> TASK STATEMENT:
In this exercise, return the whole listing exactly, excluding any images.
* * *
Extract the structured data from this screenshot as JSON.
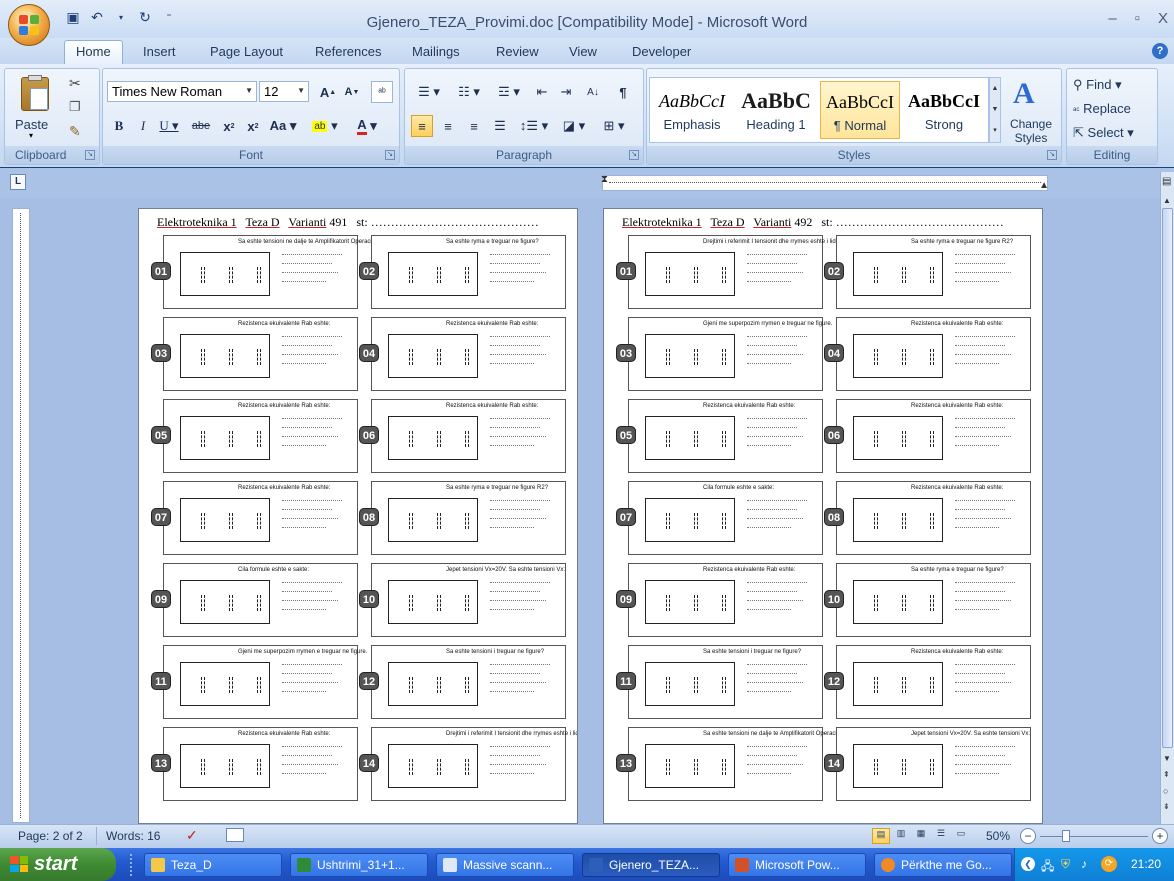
{
  "window": {
    "title": "Gjenero_TEZA_Provimi.doc [Compatibility Mode] - Microsoft Word",
    "minimize": "–",
    "restore": "▫",
    "close": "X"
  },
  "tabs": [
    "Home",
    "Insert",
    "Page Layout",
    "References",
    "Mailings",
    "Review",
    "View",
    "Developer"
  ],
  "ribbon": {
    "clipboard": {
      "label": "Clipboard",
      "paste": "Paste"
    },
    "font": {
      "label": "Font",
      "family": "Times New Roman",
      "size": "12"
    },
    "paragraph": {
      "label": "Paragraph"
    },
    "styles": {
      "label": "Styles",
      "items": [
        {
          "sample": "AaBbCcI",
          "name": "Emphasis"
        },
        {
          "sample": "AaBbC",
          "name": "Heading 1"
        },
        {
          "sample": "AaBbCcI",
          "name": "¶ Normal"
        },
        {
          "sample": "AaBbCcI",
          "name": "Strong"
        }
      ],
      "change": "Change Styles"
    },
    "editing": {
      "label": "Editing",
      "find": "Find",
      "replace": "Replace",
      "select": "Select"
    }
  },
  "pages": [
    {
      "header_a": "Elektroteknika 1",
      "header_b": "Teza D",
      "header_c": "Varianti",
      "header_num": "491",
      "header_d": "st: ……………………………………"
    },
    {
      "header_a": "Elektroteknika 1",
      "header_b": "Teza D",
      "header_c": "Varianti",
      "header_num": "492",
      "header_d": "st: ……………………………………"
    }
  ],
  "questions_left": [
    {
      "n": "01",
      "title": "Sa eshte tensioni ne dalje te Amplifikatorit Operacional?"
    },
    {
      "n": "02",
      "title": "Sa eshte ryma e treguar ne figure?"
    },
    {
      "n": "03",
      "title": "Rezistenca ekuivalente Rab eshte:"
    },
    {
      "n": "04",
      "title": "Rezistenca ekuivalente Rab eshte:"
    },
    {
      "n": "05",
      "title": "Rezistenca ekuivalente Rab eshte:"
    },
    {
      "n": "06",
      "title": "Rezistenca ekuivalente Rab eshte:"
    },
    {
      "n": "07",
      "title": "Rezistenca ekuivalente Rab eshte:"
    },
    {
      "n": "08",
      "title": "Sa eshte ryma e treguar ne figure R2?"
    },
    {
      "n": "09",
      "title": "Cila formule eshte e sakte:"
    },
    {
      "n": "10",
      "title": "Jepet tensioni Vx=20V. Sa eshte tensioni Vx:"
    },
    {
      "n": "11",
      "title": "Gjeni me superpozim rrymen e treguar ne figure."
    },
    {
      "n": "12",
      "title": "Sa eshte tensioni i treguar ne figure?"
    },
    {
      "n": "13",
      "title": "Rezistenca ekuivalente Rab eshte:"
    },
    {
      "n": "14",
      "title": "Drejtimi i referimit I tensionit dhe rrymes eshte i lidhur ne figurat:"
    }
  ],
  "questions_right": [
    {
      "n": "01",
      "title": "Drejtimi i referimit I tensionit dhe rrymes eshte i lidhur ne figurat:"
    },
    {
      "n": "02",
      "title": "Sa eshte ryma e treguar ne figure R2?"
    },
    {
      "n": "03",
      "title": "Gjeni me superpozim rrymen e treguar ne figure."
    },
    {
      "n": "04",
      "title": "Rezistenca ekuivalente Rab eshte:"
    },
    {
      "n": "05",
      "title": "Rezistenca ekuivalente Rab eshte:"
    },
    {
      "n": "06",
      "title": "Rezistenca ekuivalente Rab eshte:"
    },
    {
      "n": "07",
      "title": "Cila formule eshte e sakte:"
    },
    {
      "n": "08",
      "title": "Rezistenca ekuivalente Rab eshte:"
    },
    {
      "n": "09",
      "title": "Rezistenca ekuivalente Rab eshte:"
    },
    {
      "n": "10",
      "title": "Sa eshte ryma e treguar ne figure?"
    },
    {
      "n": "11",
      "title": "Sa eshte tensioni i treguar ne figure?"
    },
    {
      "n": "12",
      "title": "Rezistenca ekuivalente Rab eshte:"
    },
    {
      "n": "13",
      "title": "Sa eshte tensioni ne dalje te Amplifikatorit Operacional?"
    },
    {
      "n": "14",
      "title": "Jepet tensioni Vx=20V. Sa eshte tensioni Vx:"
    }
  ],
  "status": {
    "page": "Page: 2 of 2",
    "words": "Words: 16",
    "zoom": "50%"
  },
  "taskbar": {
    "start": "start",
    "items": [
      "Teza_D",
      "Ushtrimi_31+1...",
      "Massive scann...",
      "Gjenero_TEZA...",
      "Microsoft Pow...",
      "Përkthe me Go..."
    ],
    "clock": "21:20"
  }
}
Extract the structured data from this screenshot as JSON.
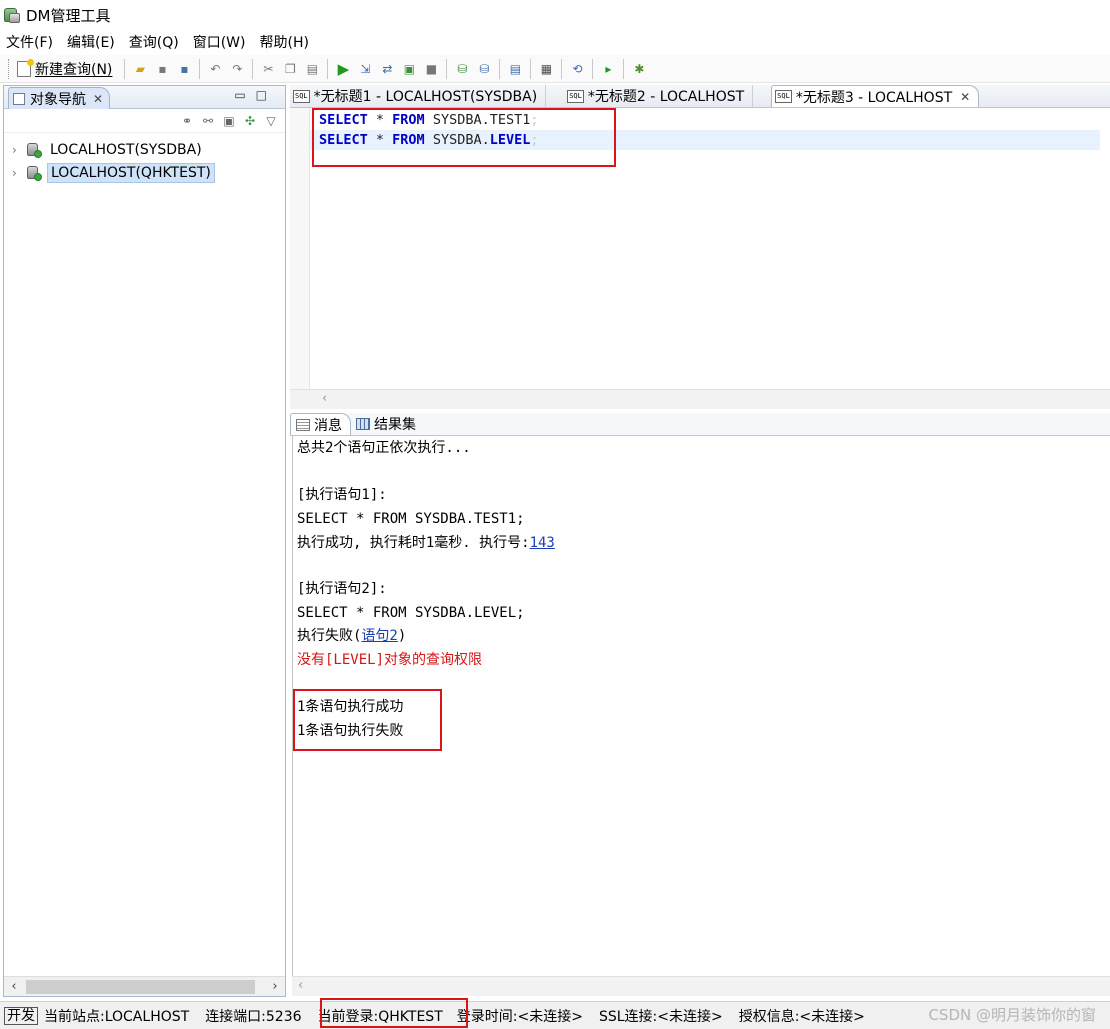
{
  "window": {
    "title": "DM管理工具"
  },
  "menu": [
    "文件(F)",
    "编辑(E)",
    "查询(Q)",
    "窗口(W)",
    "帮助(H)"
  ],
  "toolbar": {
    "new_query_label": "新建查询(N)"
  },
  "navigator": {
    "tab_label": "对象导航",
    "nodes": [
      {
        "label": "LOCALHOST(SYSDBA)",
        "selected": false
      },
      {
        "label": "LOCALHOST(QHKTEST)",
        "selected": true
      }
    ]
  },
  "editor_tabs": [
    {
      "label": "*无标题1 - LOCALHOST(SYSDBA)",
      "active": false
    },
    {
      "label": "*无标题2 - LOCALHOST",
      "active": false
    },
    {
      "label": "*无标题3 - LOCALHOST",
      "active": true
    }
  ],
  "editor": {
    "lines": [
      {
        "kw1": "SELECT",
        "star": " * ",
        "kw2": "FROM",
        "ident": " SYSDBA.TEST1",
        "end": ";"
      },
      {
        "kw1": "SELECT",
        "star": " * ",
        "kw2": "FROM",
        "ident": " SYSDBA.",
        "ident_kw": "LEVEL",
        "end": ";"
      }
    ]
  },
  "result_tabs": [
    "消息",
    "结果集"
  ],
  "messages": {
    "header": "总共2个语句正依次执行...",
    "stmt1_label": "[执行语句1]:",
    "stmt1_sql": "SELECT * FROM SYSDBA.TEST1;",
    "stmt1_result_prefix": "执行成功, 执行耗时1毫秒. 执行号:",
    "stmt1_exec_no": "143",
    "stmt2_label": "[执行语句2]:",
    "stmt2_sql": "SELECT * FROM SYSDBA.LEVEL;",
    "stmt2_result_prefix": "执行失败(",
    "stmt2_link": "语句2",
    "stmt2_result_suffix": ")",
    "stmt2_error": "没有[LEVEL]对象的查询权限",
    "summary_success": "1条语句执行成功",
    "summary_fail": "1条语句执行失败"
  },
  "status": {
    "mode": "开发",
    "site": "当前站点:LOCALHOST",
    "port": "连接端口:5236",
    "login": "当前登录:QHKTEST",
    "login_time": "登录时间:<未连接>",
    "ssl": "SSL连接:<未连接>",
    "license": "授权信息:<未连接>"
  },
  "watermark": "CSDN @明月装饰你的窗",
  "colors": {
    "keyword": "#0000c8",
    "error": "#d61515",
    "highlight_box": "#d9141b",
    "selection": "#cfe3f8"
  }
}
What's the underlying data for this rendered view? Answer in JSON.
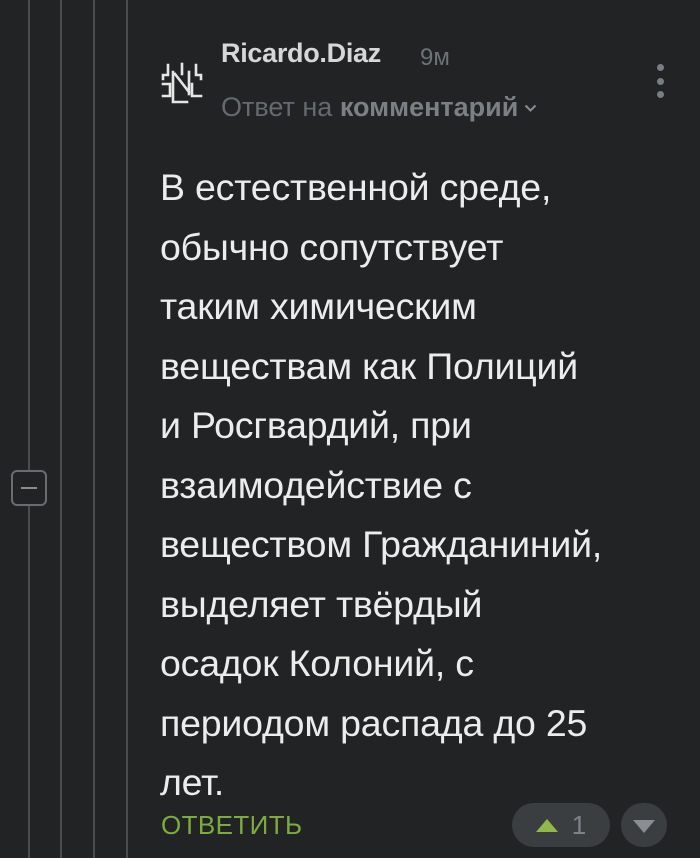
* * *
> RESULT:
Extract the structured data from this screenshot as JSON.
{
  "window": {
    "title": "Gjenero_TEZA_Provimi.doc [Compatibility Mode] - Microsoft Word",
    "minimize": "–",
    "restore": "▫",
    "close": "X"
  },
  "tabs": [
    "Home",
    "Insert",
    "Page Layout",
    "References",
    "Mailings",
    "Review",
    "View",
    "Developer"
  ],
  "ribbon": {
    "clipboard": {
      "label": "Clipboard",
      "paste": "Paste"
    },
    "font": {
      "label": "Font",
      "family": "Times New Roman",
      "size": "12"
    },
    "paragraph": {
      "label": "Paragraph"
    },
    "styles": {
      "label": "Styles",
      "items": [
        {
          "sample": "AaBbCcI",
          "name": "Emphasis"
        },
        {
          "sample": "AaBbC",
          "name": "Heading 1"
        },
        {
          "sample": "AaBbCcI",
          "name": "¶ Normal"
        },
        {
          "sample": "AaBbCcI",
          "name": "Strong"
        }
      ],
      "change": "Change Styles"
    },
    "editing": {
      "label": "Editing",
      "find": "Find",
      "replace": "Replace",
      "select": "Select"
    }
  },
  "pages": [
    {
      "header_a": "Elektroteknika 1",
      "header_b": "Teza D",
      "header_c": "Varianti",
      "header_num": "491",
      "header_d": "st: ……………………………………"
    },
    {
      "header_a": "Elektroteknika 1",
      "header_b": "Teza D",
      "header_c": "Varianti",
      "header_num": "492",
      "header_d": "st: ……………………………………"
    }
  ],
  "questions_left": [
    {
      "n": "01",
      "title": "Sa eshte tensioni ne dalje te Amplifikatorit Operacional?"
    },
    {
      "n": "02",
      "title": "Sa eshte ryma e treguar ne figure?"
    },
    {
      "n": "03",
      "title": "Rezistenca ekuivalente Rab eshte:"
    },
    {
      "n": "04",
      "title": "Rezistenca ekuivalente Rab eshte:"
    },
    {
      "n": "05",
      "title": "Rezistenca ekuivalente Rab eshte:"
    },
    {
      "n": "06",
      "title": "Rezistenca ekuivalente Rab eshte:"
    },
    {
      "n": "07",
      "title": "Rezistenca ekuivalente Rab eshte:"
    },
    {
      "n": "08",
      "title": "Sa eshte ryma e treguar ne figure R2?"
    },
    {
      "n": "09",
      "title": "Cila formule eshte e sakte:"
    },
    {
      "n": "10",
      "title": "Jepet tensioni Vx=20V. Sa eshte tensioni Vx:"
    },
    {
      "n": "11",
      "title": "Gjeni me superpozim rrymen e treguar ne figure."
    },
    {
      "n": "12",
      "title": "Sa eshte tensioni i treguar ne figure?"
    },
    {
      "n": "13",
      "title": "Rezistenca ekuivalente Rab eshte:"
    },
    {
      "n": "14",
      "title": "Drejtimi i referimit I tensionit dhe rrymes eshte i lidhur ne figurat:"
    }
  ],
  "questions_right": [
    {
      "n": "01",
      "title": "Drejtimi i referimit I tensionit dhe rrymes eshte i lidhur ne figurat:"
    },
    {
      "n": "02",
      "title": "Sa eshte ryma e treguar ne figure R2?"
    },
    {
      "n": "03",
      "title": "Gjeni me superpozim rrymen e treguar ne figure."
    },
    {
      "n": "04",
      "title": "Rezistenca ekuivalente Rab eshte:"
    },
    {
      "n": "05",
      "title": "Rezistenca ekuivalente Rab eshte:"
    },
    {
      "n": "06",
      "title": "Rezistenca ekuivalente Rab eshte:"
    },
    {
      "n": "07",
      "title": "Cila formule eshte e sakte:"
    },
    {
      "n": "08",
      "title": "Rezistenca ekuivalente Rab eshte:"
    },
    {
      "n": "09",
      "title": "Rezistenca ekuivalente Rab eshte:"
    },
    {
      "n": "10",
      "title": "Sa eshte ryma e treguar ne figure?"
    },
    {
      "n": "11",
      "title": "Sa eshte tensioni i treguar ne figure?"
    },
    {
      "n": "12",
      "title": "Rezistenca ekuivalente Rab eshte:"
    },
    {
      "n": "13",
      "title": "Sa eshte tensioni ne dalje te Amplifikatorit Operacional?"
    },
    {
      "n": "14",
      "title": "Jepet tensioni Vx=20V. Sa eshte tensioni Vx:"
    }
  ],
  "status": {
    "page": "Page: 2 of 2",
    "words": "Words: 16",
    "zoom": "50%"
  },
  "taskbar": {
    "start": "start",
    "items": [
      "Teza_D",
      "Ushtrimi_31+1...",
      "Massive scann...",
      "Gjenero_TEZA...",
      "Microsoft Pow...",
      "Përkthe me Go..."
    ],
    "clock": "21:20"
  }
}
Extract the structured data from this screenshot as JSON.
{
  "window": {
    "title": "DM管理工具"
  },
  "menu": [
    "文件(F)",
    "编辑(E)",
    "查询(Q)",
    "窗口(W)",
    "帮助(H)"
  ],
  "toolbar": {
    "new_query_label": "新建查询(N)"
  },
  "navigator": {
    "tab_label": "对象导航",
    "nodes": [
      {
        "label": "LOCALHOST(SYSDBA)",
        "selected": false
      },
      {
        "label": "LOCALHOST(QHKTEST)",
        "selected": true
      }
    ]
  },
  "editor_tabs": [
    {
      "label": "*无标题1 - LOCALHOST(SYSDBA)",
      "active": false
    },
    {
      "label": "*无标题2 - LOCALHOST",
      "active": false
    },
    {
      "label": "*无标题3 - LOCALHOST",
      "active": true
    }
  ],
  "editor": {
    "lines": [
      {
        "kw1": "SELECT",
        "star": " * ",
        "kw2": "FROM",
        "ident": " SYSDBA.TEST1",
        "end": ";"
      },
      {
        "kw1": "SELECT",
        "star": " * ",
        "kw2": "FROM",
        "ident": " SYSDBA.",
        "ident_kw": "LEVEL",
        "end": ";"
      }
    ]
  },
  "result_tabs": [
    "消息",
    "结果集"
  ],
  "messages": {
    "header": "总共2个语句正依次执行...",
    "stmt1_label": "[执行语句1]:",
    "stmt1_sql": "SELECT * FROM SYSDBA.TEST1;",
    "stmt1_result_prefix": "执行成功, 执行耗时1毫秒. 执行号:",
    "stmt1_exec_no": "143",
    "stmt2_label": "[执行语句2]:",
    "stmt2_sql": "SELECT * FROM SYSDBA.LEVEL;",
    "stmt2_result_prefix": "执行失败(",
    "stmt2_link": "语句2",
    "stmt2_result_suffix": ")",
    "stmt2_error": "没有[LEVEL]对象的查询权限",
    "summary_success": "1条语句执行成功",
    "summary_fail": "1条语句执行失败"
  },
  "status": {
    "mode": "开发",
    "site": "当前站点:LOCALHOST",
    "port": "连接端口:5236",
    "login": "当前登录:QHKTEST",
    "login_time": "登录时间:<未连接>",
    "ssl": "SSL连接:<未连接>",
    "license": "授权信息:<未连接>"
  },
  "watermark": "CSDN @明月装饰你的窗",
  "colors": {
    "keyword": "#0000c8",
    "error": "#d61515",
    "highlight_box": "#d9141b",
    "selection": "#cfe3f8"
  }
}
What's the underlying data for this rendered view? Answer in JSON.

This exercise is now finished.